◆ **FRAGMENTO DE ORIGEN**:

"Vosotros sois la sal de la tierra". Pero si la sal se vuelve sosa, ¿con qué la salarán? No sirve más que para tirarla fuera y que la pise la gente. "Vosotros sois la luz del mundo". No se puede ocultar una ciudad puesta en lo alto de un monte.
Evangelio según san Mateo (5,13-16):
EN aquel tiempo, dijo Jesús a sus discípulos:
«Vosotros sois la sal de la tierra. Pero si la sal se vuelve sosa, ¿con qué la salarán?
No sirve más que para tirarla fuera y que la pise la gente.
Vosotros sois la luz del mundo. No se puede ocultar una ciudad puesta en lo alto de un monte.
Tampoco se enciende una lámpara para meterla debajo del celemín, sino para ponerla en el candelero y que alumbre a todos los de casa.
Brille así vuestra luz ante los hombres, para que vean vuestras buenas obras y den gloria a vuestro Padre que está en los cielos».

◆ **PLANTEAMIENTO 1**:
Según el fragmento del Evangelio, ¿para qué se enciende una lámpara?

◆ **EXTRACTO DE DATOS**:
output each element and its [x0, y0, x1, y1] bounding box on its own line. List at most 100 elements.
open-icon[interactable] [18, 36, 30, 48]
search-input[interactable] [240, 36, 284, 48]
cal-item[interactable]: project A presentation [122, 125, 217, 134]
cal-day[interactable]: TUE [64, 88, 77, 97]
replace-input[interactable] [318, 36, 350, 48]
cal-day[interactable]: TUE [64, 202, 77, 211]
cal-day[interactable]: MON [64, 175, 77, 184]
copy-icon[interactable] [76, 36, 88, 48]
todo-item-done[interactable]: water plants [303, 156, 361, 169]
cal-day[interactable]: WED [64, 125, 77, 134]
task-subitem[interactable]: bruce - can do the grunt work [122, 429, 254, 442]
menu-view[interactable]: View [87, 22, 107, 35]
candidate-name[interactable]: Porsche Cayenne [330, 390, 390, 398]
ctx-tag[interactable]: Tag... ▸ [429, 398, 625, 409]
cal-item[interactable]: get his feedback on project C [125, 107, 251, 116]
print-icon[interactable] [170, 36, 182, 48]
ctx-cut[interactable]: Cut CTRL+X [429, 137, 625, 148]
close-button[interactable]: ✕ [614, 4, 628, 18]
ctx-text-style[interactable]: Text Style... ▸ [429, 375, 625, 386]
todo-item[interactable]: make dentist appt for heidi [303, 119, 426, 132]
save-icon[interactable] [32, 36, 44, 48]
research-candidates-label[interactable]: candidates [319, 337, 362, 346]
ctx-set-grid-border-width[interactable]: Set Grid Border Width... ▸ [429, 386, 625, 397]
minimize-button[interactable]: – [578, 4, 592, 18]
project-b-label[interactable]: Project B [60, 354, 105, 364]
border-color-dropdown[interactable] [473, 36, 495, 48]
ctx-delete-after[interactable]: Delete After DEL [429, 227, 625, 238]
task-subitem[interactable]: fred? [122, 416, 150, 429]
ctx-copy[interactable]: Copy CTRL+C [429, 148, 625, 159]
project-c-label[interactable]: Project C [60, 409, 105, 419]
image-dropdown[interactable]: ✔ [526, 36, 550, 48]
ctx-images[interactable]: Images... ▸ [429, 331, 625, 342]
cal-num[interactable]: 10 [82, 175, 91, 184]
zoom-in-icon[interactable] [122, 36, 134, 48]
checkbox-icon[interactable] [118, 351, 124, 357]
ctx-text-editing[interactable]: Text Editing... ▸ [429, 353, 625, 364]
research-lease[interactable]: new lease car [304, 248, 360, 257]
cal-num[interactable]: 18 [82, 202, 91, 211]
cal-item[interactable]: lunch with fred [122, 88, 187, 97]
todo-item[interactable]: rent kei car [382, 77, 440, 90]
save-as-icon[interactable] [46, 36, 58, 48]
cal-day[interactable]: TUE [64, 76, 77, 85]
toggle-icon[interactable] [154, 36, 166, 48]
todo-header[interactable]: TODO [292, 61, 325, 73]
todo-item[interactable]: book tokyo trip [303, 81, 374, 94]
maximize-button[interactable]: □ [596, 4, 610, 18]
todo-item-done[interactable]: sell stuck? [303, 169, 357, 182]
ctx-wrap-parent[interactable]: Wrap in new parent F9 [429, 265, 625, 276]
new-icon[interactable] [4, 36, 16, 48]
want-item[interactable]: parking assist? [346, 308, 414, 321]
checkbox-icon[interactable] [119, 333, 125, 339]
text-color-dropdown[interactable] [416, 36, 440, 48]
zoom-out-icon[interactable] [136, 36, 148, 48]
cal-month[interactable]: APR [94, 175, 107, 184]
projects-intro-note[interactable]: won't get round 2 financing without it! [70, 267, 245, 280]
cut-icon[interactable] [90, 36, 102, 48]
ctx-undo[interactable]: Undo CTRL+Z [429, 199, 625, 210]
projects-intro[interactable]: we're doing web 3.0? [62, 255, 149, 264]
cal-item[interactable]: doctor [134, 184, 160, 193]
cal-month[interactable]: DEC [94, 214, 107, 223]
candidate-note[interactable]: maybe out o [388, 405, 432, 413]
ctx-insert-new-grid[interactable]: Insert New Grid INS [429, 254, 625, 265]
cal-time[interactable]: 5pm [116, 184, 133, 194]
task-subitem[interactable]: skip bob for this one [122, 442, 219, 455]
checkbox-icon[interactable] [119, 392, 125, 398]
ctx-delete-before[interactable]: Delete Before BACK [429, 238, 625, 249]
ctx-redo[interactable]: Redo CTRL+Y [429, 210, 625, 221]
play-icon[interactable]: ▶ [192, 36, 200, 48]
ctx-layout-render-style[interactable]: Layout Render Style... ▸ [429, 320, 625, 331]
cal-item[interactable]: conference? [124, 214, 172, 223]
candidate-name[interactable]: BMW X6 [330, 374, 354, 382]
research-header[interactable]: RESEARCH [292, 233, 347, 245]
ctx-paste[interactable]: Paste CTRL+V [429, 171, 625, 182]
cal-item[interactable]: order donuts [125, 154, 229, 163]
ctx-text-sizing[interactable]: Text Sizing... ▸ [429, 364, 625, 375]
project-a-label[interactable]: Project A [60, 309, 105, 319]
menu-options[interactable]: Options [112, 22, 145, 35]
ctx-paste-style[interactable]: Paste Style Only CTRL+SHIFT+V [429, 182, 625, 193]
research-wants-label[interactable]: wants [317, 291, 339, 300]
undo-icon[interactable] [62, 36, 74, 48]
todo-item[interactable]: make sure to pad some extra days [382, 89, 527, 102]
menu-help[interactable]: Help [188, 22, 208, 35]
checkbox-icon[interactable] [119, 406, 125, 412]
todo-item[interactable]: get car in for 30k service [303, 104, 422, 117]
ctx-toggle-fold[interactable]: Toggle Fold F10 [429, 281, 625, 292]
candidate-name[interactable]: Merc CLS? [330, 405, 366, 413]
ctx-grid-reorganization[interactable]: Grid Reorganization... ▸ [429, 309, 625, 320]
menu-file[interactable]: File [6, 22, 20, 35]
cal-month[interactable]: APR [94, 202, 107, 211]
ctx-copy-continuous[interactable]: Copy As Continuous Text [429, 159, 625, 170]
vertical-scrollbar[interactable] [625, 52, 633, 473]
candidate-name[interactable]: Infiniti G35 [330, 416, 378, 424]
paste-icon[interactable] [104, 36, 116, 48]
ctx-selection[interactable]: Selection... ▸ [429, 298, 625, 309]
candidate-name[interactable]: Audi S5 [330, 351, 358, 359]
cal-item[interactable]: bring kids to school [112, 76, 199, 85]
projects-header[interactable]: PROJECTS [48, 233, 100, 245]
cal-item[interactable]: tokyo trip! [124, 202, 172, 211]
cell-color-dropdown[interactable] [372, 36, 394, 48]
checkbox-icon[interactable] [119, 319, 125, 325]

◆ **PLANTEAMIENTO 2**:
Copia las líneas del listado desde su comienzo hasta la que contiene "cal-day[interactable]: TUE [64, 88, 77, 97]", ambas incluidas, cambiando "presentation" por "review" y sin tocar nada más. Entrega solo esas líneas.

◆ **RESPUESTA 1**:
Para ponerla en el candelero y que alumbre a todos los de casa.

◆ **RESPUESTA 2**:
output each element and its [x0, y0, x1, y1] bounding box on its own line. List at most 100 elements.
open-icon[interactable] [18, 36, 30, 48]
search-input[interactable] [240, 36, 284, 48]
cal-item[interactable]: project A review [122, 125, 217, 134]
cal-day[interactable]: TUE [64, 88, 77, 97]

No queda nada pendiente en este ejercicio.